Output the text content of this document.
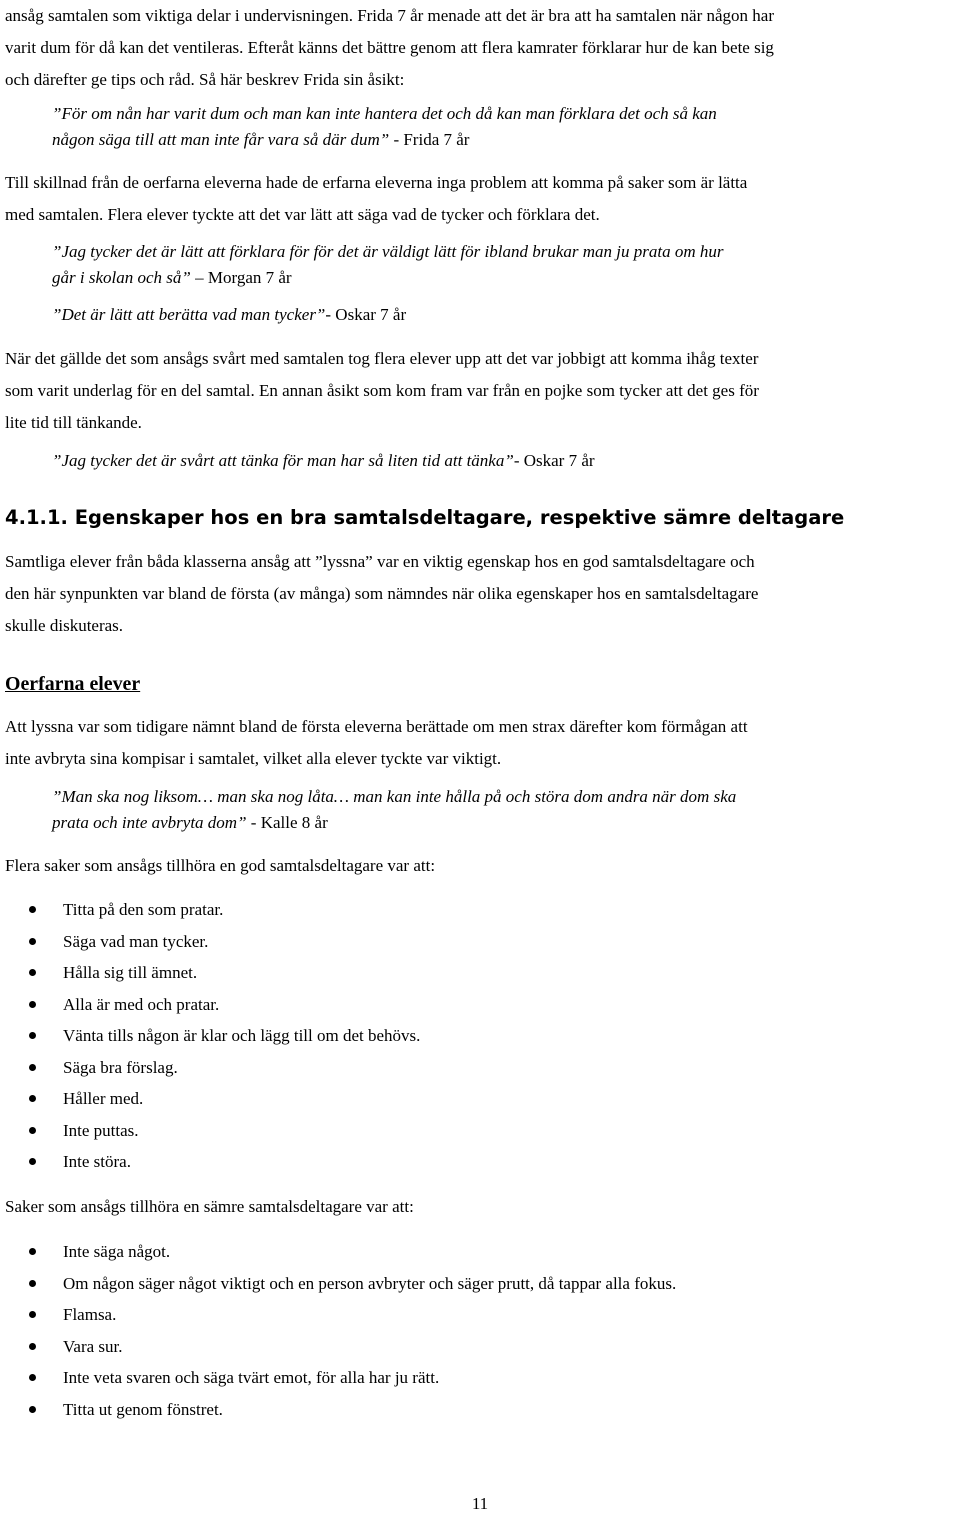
ansåg samtalen som viktiga delar i undervisningen. Frida 7 år menade att det är bra att ha samtalen när någon har
varit dum för då kan det ventileras. Efteråt känns det bättre genom att flera kamrater förklarar hur de kan bete sig
och därefter ge tips och råd. Så här beskrev Frida sin åsikt:

”För om nån har varit dum och man kan inte hantera det och då kan man förklara det och så kan
någon säga till att man inte får vara så där dum” - Frida 7 år

Till skillnad från de oerfarna eleverna hade de erfarna eleverna inga problem att komma på saker som är lätta
med samtalen. Flera elever tyckte att det var lätt att säga vad de tycker och förklara det.

”Jag tycker det är lätt att förklara för för det är väldigt lätt för ibland brukar man ju prata om hur
går i skolan och så” – Morgan 7 år

”Det är lätt att berätta vad man tycker”- Oskar 7 år

När det gällde det som ansågs svårt med samtalen tog flera elever upp att det var jobbigt att komma ihåg texter
som varit underlag för en del samtal. En annan åsikt som kom fram var från en pojke som tycker att det ges för
lite tid till tänkande.

”Jag tycker det är svårt att tänka för man har så liten tid att tänka”- Oskar 7 år

4.1.1. Egenskaper hos en bra samtalsdeltagare, respektive sämre deltagare

Samtliga elever från båda klasserna ansåg att ”lyssna” var en viktig egenskap hos en god samtalsdeltagare och
den här synpunkten var bland de första (av många) som nämndes när olika egenskaper hos en samtalsdeltagare
skulle diskuteras.

Oerfarna elever

Att lyssna var som tidigare nämnt bland de första eleverna berättade om men strax därefter kom förmågan att
inte avbryta sina kompisar i samtalet, vilket alla elever tyckte var viktigt.

”Man ska nog liksom… man ska nog låta… man kan inte hålla på och störa dom andra när dom ska
prata och inte avbryta dom” - Kalle 8 år

Flera saker som ansågs tillhöra en god samtalsdeltagare var att:

Titta på den som pratar.
Säga vad man tycker.
Hålla sig till ämnet.
Alla är med och pratar.
Vänta tills någon är klar och lägg till om det behövs.
Säga bra förslag.
Håller med.
Inte puttas.
Inte störa.

Saker som ansågs tillhöra en sämre samtalsdeltagare var att:

Inte säga något.
Om någon säger något viktigt och en person avbryter och säger prutt, då tappar alla fokus.
Flamsa.
Vara sur.
Inte veta svaren och säga tvärt emot, för alla har ju rätt.
Titta ut genom fönstret.
11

· · · · ·

Your assignment: Could you work out how many lines in the records include "eleverna"? Answer with the number only.

Answer space: 2